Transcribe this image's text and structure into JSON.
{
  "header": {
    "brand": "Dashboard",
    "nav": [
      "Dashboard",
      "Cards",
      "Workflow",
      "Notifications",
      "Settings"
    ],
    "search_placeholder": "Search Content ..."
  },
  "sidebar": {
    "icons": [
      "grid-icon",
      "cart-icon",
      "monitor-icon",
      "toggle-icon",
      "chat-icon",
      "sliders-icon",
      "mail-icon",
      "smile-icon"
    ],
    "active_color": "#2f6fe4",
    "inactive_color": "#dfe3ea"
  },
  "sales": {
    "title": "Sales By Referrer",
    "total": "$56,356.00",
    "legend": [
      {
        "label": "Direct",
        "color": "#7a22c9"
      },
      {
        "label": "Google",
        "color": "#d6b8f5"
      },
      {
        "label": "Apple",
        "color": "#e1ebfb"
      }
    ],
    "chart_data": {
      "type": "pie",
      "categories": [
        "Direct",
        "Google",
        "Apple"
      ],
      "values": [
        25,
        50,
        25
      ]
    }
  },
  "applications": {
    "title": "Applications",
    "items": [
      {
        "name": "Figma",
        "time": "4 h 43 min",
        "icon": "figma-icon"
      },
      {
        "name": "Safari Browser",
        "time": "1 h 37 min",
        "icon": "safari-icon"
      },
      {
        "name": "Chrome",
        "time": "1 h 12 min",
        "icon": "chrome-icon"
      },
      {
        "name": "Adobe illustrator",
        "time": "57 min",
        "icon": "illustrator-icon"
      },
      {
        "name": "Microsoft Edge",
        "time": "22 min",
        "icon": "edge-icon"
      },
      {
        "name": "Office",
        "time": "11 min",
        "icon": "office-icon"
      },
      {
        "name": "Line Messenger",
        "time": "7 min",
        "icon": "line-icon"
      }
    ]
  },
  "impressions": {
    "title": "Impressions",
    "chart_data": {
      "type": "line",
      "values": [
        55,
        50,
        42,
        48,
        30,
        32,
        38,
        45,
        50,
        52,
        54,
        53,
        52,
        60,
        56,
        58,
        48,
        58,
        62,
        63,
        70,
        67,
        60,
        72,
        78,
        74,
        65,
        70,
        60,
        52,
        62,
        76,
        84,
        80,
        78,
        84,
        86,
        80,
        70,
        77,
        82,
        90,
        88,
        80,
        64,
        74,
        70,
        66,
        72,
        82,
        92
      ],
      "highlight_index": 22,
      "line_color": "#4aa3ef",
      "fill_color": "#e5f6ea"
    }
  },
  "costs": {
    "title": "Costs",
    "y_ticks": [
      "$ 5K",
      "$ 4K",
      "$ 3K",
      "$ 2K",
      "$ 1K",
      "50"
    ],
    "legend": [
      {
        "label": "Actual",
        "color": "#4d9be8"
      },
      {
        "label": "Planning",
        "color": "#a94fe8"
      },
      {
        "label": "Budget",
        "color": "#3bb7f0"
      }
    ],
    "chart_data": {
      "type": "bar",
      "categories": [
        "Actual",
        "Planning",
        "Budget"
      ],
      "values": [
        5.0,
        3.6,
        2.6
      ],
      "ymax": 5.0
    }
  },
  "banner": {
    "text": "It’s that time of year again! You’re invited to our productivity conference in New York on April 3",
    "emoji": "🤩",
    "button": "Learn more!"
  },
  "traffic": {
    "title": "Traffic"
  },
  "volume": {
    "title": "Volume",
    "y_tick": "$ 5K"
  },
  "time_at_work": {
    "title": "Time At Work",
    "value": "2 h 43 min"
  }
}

::::::

Take the lines above and print them exactly.

Transcribe this image's text and structure into JSON.
{
  "header": {
    "brand": "Dashboard",
    "nav": [
      "Dashboard",
      "Cards",
      "Workflow",
      "Notifications",
      "Settings"
    ],
    "search_placeholder": "Search Content ..."
  },
  "sidebar": {
    "icons": [
      "grid-icon",
      "cart-icon",
      "monitor-icon",
      "toggle-icon",
      "chat-icon",
      "sliders-icon",
      "mail-icon",
      "smile-icon"
    ],
    "active_color": "#2f6fe4",
    "inactive_color": "#dfe3ea"
  },
  "sales": {
    "title": "Sales By Referrer",
    "total": "$56,356.00",
    "legend": [
      {
        "label": "Direct",
        "color": "#7a22c9"
      },
      {
        "label": "Google",
        "color": "#d6b8f5"
      },
      {
        "label": "Apple",
        "color": "#e1ebfb"
      }
    ],
    "chart_data": {
      "type": "pie",
      "categories": [
        "Direct",
        "Google",
        "Apple"
      ],
      "values": [
        25,
        50,
        25
      ]
    }
  },
  "applications": {
    "title": "Applications",
    "items": [
      {
        "name": "Figma",
        "time": "4 h 43 min",
        "icon": "figma-icon"
      },
      {
        "name": "Safari Browser",
        "time": "1 h 37 min",
        "icon": "safari-icon"
      },
      {
        "name": "Chrome",
        "time": "1 h 12 min",
        "icon": "chrome-icon"
      },
      {
        "name": "Adobe illustrator",
        "time": "57 min",
        "icon": "illustrator-icon"
      },
      {
        "name": "Microsoft Edge",
        "time": "22 min",
        "icon": "edge-icon"
      },
      {
        "name": "Office",
        "time": "11 min",
        "icon": "office-icon"
      },
      {
        "name": "Line Messenger",
        "time": "7 min",
        "icon": "line-icon"
      }
    ]
  },
  "impressions": {
    "title": "Impressions",
    "chart_data": {
      "type": "line",
      "values": [
        55,
        50,
        42,
        48,
        30,
        32,
        38,
        45,
        50,
        52,
        54,
        53,
        52,
        60,
        56,
        58,
        48,
        58,
        62,
        63,
        70,
        67,
        60,
        72,
        78,
        74,
        65,
        70,
        60,
        52,
        62,
        76,
        84,
        80,
        78,
        84,
        86,
        80,
        70,
        77,
        82,
        90,
        88,
        80,
        64,
        74,
        70,
        66,
        72,
        82,
        92
      ],
      "highlight_index": 22,
      "line_color": "#4aa3ef",
      "fill_color": "#e5f6ea"
    }
  },
  "costs": {
    "title": "Costs",
    "y_ticks": [
      "$ 5K",
      "$ 4K",
      "$ 3K",
      "$ 2K",
      "$ 1K",
      "50"
    ],
    "legend": [
      {
        "label": "Actual",
        "color": "#4d9be8"
      },
      {
        "label": "Planning",
        "color": "#a94fe8"
      },
      {
        "label": "Budget",
        "color": "#3bb7f0"
      }
    ],
    "chart_data": {
      "type": "bar",
      "categories": [
        "Actual",
        "Planning",
        "Budget"
      ],
      "values": [
        5.0,
        3.6,
        2.6
      ],
      "ymax": 5.0
    }
  },
  "banner": {
    "text": "It’s that time of year again! You’re invited to our productivity conference in New York on April 3",
    "emoji": "🤩",
    "button": "Learn more!"
  },
  "traffic": {
    "title": "Traffic"
  },
  "volume": {
    "title": "Volume",
    "y_tick": "$ 5K"
  },
  "time_at_work": {
    "title": "Time At Work",
    "value": "2 h 43 min"
  }
}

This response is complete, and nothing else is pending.